▶ _Aim of the task_:
Find each line with the word "subtitle" and say how many there are, nothing else.

▶ _Dataset records_:
────────────────────────────────────────

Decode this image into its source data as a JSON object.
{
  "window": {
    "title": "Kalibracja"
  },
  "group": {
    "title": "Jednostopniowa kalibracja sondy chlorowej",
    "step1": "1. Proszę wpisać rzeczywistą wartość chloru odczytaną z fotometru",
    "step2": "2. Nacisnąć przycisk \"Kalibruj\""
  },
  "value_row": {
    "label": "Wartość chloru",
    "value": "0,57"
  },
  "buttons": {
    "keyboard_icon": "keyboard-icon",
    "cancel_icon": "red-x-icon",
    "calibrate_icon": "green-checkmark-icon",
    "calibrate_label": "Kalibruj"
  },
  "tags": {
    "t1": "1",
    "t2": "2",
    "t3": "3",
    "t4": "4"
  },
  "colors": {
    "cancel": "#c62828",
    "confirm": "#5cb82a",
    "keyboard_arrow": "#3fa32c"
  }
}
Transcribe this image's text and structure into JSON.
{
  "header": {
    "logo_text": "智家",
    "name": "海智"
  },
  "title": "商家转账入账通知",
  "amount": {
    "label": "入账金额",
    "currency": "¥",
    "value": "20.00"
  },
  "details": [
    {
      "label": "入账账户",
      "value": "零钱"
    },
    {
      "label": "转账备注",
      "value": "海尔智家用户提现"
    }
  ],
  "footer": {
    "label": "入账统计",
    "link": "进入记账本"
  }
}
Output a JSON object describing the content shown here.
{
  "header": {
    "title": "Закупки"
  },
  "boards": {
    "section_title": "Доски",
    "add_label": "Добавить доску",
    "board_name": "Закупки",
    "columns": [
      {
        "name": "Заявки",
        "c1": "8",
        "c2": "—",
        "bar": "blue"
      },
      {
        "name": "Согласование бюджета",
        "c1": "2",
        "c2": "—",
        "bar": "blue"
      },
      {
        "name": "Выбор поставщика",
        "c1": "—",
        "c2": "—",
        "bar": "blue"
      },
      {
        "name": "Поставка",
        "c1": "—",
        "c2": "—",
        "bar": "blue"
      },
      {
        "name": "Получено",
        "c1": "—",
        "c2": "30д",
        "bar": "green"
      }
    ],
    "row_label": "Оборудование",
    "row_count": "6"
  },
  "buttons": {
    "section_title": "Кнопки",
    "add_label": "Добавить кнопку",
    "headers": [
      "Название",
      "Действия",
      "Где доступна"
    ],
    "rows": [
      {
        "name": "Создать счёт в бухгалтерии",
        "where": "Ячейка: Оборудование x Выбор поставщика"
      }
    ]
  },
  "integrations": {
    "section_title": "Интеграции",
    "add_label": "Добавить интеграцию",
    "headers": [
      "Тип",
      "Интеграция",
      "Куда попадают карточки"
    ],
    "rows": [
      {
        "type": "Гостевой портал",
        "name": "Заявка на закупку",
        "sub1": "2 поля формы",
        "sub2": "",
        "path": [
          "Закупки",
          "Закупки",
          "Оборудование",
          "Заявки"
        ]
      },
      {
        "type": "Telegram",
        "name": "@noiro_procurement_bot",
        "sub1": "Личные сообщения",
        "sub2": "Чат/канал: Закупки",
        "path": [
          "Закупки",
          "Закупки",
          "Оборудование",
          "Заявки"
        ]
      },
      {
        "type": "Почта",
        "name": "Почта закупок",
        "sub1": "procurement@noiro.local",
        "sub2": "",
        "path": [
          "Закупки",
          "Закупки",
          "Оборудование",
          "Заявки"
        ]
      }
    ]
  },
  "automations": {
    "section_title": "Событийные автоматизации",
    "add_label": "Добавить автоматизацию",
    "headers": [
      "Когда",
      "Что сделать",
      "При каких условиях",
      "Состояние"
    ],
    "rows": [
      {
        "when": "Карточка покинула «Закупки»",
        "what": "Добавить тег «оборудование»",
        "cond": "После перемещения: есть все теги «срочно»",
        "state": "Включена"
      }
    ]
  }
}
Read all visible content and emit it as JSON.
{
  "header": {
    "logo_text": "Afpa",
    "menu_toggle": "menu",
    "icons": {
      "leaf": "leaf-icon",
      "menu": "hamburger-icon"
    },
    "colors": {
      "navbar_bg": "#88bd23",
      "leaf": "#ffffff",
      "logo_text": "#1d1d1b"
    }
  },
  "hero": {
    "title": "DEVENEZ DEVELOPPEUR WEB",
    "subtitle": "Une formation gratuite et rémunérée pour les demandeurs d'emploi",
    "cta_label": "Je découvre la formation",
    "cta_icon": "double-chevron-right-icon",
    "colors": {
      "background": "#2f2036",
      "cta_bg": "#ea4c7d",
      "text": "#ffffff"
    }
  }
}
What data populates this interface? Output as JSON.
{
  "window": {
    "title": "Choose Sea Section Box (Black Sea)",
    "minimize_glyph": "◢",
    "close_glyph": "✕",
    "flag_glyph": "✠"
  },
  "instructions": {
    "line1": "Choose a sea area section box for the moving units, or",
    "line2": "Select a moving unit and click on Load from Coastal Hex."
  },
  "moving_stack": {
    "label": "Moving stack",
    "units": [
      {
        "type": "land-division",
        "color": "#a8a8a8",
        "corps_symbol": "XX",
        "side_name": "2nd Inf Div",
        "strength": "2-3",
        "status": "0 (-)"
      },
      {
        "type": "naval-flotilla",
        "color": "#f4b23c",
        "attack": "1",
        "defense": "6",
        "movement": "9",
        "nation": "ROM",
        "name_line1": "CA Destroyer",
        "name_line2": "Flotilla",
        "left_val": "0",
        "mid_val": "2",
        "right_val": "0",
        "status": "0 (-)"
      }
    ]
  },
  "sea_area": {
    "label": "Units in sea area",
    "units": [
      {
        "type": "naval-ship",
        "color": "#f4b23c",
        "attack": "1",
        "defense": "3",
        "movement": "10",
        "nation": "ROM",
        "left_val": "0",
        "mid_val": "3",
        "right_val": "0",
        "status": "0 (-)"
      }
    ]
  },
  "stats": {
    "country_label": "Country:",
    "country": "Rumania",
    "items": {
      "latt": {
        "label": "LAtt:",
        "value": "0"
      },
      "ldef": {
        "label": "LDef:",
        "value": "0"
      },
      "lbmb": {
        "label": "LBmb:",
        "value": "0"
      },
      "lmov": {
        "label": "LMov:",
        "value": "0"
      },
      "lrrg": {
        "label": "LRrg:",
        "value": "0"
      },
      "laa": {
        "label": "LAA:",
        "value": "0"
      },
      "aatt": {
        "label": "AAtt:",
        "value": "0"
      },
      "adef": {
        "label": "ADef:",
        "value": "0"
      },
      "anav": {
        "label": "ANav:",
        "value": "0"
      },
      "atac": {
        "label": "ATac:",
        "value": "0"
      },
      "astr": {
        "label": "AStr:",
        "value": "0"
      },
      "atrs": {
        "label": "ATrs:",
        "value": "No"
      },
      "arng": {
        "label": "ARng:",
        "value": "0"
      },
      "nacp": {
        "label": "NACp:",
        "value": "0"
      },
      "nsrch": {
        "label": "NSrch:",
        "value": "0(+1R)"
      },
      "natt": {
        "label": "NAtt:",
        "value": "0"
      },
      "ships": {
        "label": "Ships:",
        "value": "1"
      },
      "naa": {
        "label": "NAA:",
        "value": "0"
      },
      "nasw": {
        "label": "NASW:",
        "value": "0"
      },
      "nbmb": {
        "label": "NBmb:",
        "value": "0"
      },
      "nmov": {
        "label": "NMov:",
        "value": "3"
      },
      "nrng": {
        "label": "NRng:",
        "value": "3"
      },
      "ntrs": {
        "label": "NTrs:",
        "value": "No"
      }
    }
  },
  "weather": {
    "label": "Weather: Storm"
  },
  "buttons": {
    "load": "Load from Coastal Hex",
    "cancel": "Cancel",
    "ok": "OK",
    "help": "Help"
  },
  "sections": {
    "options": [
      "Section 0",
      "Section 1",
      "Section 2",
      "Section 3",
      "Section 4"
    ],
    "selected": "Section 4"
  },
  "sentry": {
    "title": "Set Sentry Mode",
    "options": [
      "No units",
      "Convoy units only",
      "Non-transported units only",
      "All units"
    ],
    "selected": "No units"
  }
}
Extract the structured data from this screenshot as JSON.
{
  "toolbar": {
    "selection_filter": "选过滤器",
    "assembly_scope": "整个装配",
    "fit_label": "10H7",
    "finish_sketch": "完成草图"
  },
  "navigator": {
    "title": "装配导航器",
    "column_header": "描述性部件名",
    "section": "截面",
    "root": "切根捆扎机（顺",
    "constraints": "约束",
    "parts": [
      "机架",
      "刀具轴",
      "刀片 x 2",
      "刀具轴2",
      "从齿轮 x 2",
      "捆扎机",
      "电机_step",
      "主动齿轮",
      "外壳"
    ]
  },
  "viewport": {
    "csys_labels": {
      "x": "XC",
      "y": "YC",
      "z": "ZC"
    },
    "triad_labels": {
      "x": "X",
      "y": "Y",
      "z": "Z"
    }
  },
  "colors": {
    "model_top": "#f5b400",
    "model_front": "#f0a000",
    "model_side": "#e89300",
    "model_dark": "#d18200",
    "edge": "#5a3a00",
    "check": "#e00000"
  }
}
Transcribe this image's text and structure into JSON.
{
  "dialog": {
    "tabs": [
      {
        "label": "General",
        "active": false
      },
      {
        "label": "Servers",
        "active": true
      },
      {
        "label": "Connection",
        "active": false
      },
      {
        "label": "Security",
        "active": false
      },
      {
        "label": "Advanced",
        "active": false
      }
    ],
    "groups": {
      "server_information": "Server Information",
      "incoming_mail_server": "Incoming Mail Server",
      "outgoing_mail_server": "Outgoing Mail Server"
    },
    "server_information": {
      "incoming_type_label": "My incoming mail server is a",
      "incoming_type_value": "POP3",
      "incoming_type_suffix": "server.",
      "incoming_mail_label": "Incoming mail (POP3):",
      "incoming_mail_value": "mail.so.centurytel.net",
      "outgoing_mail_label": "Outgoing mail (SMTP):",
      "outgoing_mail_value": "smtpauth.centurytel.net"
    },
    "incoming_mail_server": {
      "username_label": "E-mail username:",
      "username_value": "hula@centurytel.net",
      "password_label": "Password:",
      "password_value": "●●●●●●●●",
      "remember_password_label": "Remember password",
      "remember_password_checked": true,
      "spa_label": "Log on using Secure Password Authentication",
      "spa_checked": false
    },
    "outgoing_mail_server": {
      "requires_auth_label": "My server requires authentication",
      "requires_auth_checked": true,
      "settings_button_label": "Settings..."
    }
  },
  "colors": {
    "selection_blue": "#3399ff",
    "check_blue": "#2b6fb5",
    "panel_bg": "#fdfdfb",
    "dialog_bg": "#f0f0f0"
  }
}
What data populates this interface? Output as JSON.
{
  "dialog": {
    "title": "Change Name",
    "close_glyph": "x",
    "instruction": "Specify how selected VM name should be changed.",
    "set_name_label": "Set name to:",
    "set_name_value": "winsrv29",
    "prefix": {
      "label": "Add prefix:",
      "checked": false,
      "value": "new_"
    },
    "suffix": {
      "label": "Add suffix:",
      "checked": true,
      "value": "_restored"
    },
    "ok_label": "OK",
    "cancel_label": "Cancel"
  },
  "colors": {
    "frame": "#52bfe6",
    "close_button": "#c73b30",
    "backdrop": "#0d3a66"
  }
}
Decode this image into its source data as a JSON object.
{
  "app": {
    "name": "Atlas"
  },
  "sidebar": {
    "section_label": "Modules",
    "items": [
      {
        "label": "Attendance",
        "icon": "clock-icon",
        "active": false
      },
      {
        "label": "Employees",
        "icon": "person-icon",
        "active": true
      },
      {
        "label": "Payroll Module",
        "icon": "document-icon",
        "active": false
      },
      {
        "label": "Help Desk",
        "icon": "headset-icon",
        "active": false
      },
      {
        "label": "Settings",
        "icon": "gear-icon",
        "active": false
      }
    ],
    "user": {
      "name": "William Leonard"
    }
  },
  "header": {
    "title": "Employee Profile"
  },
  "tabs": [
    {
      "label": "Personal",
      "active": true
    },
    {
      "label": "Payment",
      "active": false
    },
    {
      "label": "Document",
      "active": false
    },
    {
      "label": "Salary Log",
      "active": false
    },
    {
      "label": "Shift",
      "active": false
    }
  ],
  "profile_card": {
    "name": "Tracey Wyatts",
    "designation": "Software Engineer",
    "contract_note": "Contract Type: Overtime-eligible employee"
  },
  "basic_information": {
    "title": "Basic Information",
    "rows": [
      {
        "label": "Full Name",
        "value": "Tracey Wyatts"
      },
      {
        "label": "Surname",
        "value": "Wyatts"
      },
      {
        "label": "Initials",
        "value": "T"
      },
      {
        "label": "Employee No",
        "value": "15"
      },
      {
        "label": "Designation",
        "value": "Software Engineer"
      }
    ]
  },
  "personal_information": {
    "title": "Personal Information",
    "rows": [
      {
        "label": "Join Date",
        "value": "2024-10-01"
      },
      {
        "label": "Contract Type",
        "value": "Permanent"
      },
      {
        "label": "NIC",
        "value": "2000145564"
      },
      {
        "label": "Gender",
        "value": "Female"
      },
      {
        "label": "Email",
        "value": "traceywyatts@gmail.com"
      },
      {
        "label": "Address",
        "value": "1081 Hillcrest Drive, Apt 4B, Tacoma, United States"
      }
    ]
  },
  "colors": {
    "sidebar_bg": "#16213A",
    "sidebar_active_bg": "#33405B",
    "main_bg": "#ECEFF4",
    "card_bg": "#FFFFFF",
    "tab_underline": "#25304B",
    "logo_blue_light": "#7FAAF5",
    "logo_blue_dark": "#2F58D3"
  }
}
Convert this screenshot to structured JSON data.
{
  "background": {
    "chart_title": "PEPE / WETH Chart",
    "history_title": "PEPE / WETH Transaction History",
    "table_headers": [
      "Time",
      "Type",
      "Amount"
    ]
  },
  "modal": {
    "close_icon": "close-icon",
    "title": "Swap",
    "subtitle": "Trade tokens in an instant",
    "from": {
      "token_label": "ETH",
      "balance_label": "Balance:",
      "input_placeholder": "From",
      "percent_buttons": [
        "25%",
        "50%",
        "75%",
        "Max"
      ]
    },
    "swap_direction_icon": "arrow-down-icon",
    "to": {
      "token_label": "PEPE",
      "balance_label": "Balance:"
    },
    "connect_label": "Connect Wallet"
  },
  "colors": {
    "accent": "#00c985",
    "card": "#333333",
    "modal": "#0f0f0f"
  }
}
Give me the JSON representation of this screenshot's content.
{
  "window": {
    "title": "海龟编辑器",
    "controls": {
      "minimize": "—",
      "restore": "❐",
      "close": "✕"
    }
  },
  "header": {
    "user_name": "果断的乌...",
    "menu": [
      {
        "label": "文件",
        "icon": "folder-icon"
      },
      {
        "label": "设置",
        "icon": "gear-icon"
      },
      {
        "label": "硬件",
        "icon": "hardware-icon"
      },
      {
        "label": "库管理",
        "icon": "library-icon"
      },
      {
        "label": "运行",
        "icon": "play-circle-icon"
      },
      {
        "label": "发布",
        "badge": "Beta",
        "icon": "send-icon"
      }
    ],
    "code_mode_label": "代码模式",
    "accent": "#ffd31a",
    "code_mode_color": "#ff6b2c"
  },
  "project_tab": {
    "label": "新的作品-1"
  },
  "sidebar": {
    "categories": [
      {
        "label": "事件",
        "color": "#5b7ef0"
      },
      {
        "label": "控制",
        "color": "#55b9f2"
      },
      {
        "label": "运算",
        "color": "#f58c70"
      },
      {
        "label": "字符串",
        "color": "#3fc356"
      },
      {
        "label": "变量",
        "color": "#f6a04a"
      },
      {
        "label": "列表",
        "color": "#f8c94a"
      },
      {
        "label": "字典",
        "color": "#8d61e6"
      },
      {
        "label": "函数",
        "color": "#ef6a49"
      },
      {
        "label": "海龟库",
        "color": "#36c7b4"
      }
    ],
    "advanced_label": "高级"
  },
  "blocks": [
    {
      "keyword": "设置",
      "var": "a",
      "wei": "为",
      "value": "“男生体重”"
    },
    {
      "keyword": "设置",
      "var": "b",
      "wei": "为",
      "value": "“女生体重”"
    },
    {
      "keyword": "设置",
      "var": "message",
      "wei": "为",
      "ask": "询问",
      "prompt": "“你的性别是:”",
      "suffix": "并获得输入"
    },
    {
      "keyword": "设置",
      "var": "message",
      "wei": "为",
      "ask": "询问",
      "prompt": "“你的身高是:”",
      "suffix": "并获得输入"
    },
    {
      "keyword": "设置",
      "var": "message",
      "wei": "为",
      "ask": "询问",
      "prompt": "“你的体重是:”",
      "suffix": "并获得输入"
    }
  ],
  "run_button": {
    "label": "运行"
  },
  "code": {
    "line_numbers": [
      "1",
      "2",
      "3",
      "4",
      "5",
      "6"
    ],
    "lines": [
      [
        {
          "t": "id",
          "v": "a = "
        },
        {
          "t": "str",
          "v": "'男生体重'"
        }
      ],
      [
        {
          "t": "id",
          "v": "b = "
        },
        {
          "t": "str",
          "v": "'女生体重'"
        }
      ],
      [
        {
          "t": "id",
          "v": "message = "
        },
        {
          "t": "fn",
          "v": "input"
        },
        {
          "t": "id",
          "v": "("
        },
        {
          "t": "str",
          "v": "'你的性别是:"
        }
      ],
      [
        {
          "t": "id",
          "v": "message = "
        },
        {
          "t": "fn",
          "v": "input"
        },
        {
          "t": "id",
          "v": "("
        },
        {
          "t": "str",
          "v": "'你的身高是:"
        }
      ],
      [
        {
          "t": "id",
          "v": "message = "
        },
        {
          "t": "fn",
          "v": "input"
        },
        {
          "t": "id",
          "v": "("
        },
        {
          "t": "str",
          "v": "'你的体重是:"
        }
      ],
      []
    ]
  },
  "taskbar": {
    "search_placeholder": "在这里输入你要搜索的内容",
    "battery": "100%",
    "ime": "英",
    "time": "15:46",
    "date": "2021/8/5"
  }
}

────────────────────────────────────────

▶ _Correct answer_:
2